**LISTED RECORDS**
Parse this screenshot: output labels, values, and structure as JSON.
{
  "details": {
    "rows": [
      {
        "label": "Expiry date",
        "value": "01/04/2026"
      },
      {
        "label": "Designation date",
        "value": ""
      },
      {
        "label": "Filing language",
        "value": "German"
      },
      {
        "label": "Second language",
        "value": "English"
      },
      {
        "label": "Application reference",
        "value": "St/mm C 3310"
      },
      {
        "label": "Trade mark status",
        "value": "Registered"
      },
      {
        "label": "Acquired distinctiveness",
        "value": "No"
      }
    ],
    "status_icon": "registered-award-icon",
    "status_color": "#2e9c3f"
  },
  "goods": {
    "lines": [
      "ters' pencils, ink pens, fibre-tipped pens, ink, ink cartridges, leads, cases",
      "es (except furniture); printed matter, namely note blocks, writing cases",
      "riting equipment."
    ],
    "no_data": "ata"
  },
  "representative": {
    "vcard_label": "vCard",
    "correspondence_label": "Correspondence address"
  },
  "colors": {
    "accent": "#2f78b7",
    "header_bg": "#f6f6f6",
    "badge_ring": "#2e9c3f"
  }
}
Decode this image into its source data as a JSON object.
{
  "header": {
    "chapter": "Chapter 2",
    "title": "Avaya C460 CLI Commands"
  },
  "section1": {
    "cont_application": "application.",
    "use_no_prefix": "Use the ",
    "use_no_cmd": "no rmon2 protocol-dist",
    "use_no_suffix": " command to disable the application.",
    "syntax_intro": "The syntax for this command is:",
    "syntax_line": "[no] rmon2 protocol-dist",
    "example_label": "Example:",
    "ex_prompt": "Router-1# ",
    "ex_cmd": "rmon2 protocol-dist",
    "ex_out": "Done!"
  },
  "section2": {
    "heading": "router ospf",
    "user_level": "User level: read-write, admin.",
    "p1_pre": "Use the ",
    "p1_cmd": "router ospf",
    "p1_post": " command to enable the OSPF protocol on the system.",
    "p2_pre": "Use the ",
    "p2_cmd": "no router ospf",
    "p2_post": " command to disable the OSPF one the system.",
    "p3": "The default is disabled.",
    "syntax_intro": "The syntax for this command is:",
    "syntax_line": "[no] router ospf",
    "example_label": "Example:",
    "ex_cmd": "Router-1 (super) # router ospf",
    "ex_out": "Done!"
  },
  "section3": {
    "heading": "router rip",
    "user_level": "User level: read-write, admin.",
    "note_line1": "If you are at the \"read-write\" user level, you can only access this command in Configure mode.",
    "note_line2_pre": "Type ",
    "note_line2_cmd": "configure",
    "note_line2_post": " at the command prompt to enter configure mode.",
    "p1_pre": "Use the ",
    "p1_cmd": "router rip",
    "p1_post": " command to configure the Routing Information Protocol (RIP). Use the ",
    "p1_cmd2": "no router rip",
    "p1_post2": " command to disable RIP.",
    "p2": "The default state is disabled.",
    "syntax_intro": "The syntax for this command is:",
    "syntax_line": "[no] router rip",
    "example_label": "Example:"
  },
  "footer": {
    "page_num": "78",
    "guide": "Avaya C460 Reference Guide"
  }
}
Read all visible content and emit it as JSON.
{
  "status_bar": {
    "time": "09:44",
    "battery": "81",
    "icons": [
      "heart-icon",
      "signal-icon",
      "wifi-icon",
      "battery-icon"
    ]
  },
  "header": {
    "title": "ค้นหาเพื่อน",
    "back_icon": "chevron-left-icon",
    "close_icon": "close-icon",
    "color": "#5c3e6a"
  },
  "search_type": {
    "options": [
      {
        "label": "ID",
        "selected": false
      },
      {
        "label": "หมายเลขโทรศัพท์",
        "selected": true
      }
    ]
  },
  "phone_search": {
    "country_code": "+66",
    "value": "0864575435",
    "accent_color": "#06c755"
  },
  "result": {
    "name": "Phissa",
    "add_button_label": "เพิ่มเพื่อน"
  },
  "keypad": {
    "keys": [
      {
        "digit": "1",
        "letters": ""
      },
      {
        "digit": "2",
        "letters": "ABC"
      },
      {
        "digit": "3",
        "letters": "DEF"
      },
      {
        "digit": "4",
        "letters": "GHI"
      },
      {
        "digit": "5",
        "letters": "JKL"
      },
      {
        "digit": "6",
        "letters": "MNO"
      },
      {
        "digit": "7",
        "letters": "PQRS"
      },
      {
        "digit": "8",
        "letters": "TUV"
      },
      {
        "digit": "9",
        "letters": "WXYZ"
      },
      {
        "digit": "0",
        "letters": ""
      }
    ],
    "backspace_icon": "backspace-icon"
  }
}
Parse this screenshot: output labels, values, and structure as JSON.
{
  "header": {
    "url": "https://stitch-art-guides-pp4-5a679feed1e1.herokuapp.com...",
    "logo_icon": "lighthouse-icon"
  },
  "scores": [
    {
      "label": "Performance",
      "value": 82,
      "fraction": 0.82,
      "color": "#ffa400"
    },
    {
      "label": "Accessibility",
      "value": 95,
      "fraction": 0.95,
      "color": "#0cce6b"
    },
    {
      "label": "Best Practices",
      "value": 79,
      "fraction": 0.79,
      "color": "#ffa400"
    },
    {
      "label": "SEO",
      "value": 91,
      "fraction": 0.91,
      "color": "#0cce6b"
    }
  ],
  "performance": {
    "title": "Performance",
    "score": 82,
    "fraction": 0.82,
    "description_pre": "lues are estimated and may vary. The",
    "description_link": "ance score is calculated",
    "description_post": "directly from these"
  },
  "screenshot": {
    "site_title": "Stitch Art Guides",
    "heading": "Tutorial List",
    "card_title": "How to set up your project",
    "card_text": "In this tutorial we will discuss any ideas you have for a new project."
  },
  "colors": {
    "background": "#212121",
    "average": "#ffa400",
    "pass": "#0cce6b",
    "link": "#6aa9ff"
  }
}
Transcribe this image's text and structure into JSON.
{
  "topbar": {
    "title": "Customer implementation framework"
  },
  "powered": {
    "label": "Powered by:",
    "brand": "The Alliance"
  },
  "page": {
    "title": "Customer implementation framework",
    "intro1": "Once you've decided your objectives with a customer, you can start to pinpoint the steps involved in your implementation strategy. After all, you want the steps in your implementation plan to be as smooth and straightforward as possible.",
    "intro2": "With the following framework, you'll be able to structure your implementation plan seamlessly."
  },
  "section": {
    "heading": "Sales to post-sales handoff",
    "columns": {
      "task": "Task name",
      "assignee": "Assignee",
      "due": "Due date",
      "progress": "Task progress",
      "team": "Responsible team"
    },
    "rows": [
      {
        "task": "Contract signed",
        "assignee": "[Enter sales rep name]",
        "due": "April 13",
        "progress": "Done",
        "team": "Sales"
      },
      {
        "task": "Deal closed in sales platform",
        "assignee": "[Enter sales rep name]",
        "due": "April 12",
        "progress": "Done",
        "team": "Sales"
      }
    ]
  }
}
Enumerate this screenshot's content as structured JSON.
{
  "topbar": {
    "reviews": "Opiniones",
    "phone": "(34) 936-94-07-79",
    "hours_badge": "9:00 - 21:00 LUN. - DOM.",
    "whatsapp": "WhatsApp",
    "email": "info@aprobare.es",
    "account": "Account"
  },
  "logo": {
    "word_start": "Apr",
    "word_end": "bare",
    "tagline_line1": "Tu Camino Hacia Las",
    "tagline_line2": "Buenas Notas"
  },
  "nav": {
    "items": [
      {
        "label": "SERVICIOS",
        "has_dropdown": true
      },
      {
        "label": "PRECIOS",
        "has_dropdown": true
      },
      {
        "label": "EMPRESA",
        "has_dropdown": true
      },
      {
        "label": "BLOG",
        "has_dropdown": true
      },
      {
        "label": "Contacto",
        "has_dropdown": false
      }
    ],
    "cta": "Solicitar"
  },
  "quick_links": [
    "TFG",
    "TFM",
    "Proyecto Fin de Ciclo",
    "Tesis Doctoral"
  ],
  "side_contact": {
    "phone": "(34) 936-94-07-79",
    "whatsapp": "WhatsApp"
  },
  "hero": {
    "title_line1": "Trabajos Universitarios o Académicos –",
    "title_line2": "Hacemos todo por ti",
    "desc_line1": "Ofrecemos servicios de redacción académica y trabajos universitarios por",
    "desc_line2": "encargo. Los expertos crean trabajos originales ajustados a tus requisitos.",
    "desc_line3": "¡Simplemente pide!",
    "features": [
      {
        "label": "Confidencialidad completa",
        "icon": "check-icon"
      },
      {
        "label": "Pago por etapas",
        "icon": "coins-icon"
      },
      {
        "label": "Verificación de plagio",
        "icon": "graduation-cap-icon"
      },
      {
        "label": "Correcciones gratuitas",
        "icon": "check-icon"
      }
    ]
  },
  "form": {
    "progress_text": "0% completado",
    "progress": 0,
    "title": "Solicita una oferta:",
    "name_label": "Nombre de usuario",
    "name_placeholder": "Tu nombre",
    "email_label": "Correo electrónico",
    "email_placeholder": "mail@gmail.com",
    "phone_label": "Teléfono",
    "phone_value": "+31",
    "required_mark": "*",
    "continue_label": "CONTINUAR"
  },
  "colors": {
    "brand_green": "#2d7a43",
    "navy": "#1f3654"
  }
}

**THE EXERCISE**
Identify each line of the material where the word "project" shows up, and copy it.

**OUTPUT FOR THIS TASK**
    "card_title": "How to set up your project",
    "card_text": "In this tutorial we will discuss any ideas you have for a new project."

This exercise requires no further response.